Dataset entries:
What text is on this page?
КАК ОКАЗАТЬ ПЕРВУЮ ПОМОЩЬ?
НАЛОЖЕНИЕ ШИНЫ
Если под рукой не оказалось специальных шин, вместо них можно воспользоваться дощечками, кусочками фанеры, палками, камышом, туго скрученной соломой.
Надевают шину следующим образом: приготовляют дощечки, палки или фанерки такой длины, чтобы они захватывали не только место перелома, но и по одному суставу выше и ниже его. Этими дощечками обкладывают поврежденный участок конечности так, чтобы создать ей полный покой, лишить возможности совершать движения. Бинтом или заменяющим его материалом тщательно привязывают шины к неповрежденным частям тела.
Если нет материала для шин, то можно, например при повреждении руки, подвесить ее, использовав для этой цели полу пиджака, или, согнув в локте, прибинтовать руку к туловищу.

Exercise requirements:
Look through the entries above; copy each line where the string "дощечками" appears.

Problem solution:
Если под рукой не оказалось специальных шин, вместо них можно воспользоваться дощечками, кусочками фанеры, палками, камышом, туго скрученной соломой.
Надевают шину следующим образом: приготовляют дощечки, палки или фанерки такой длины, чтобы они захватывали не только место перелома, но и по одному суставу выше и ниже его. Этими дощечками обкладывают поврежденный участок конечности так, чтобы создать ей полный покой, лишить возможности совершать движения. Бинтом или заменяющим его материалом тщательно привязывают шины к неповрежденным частям тела.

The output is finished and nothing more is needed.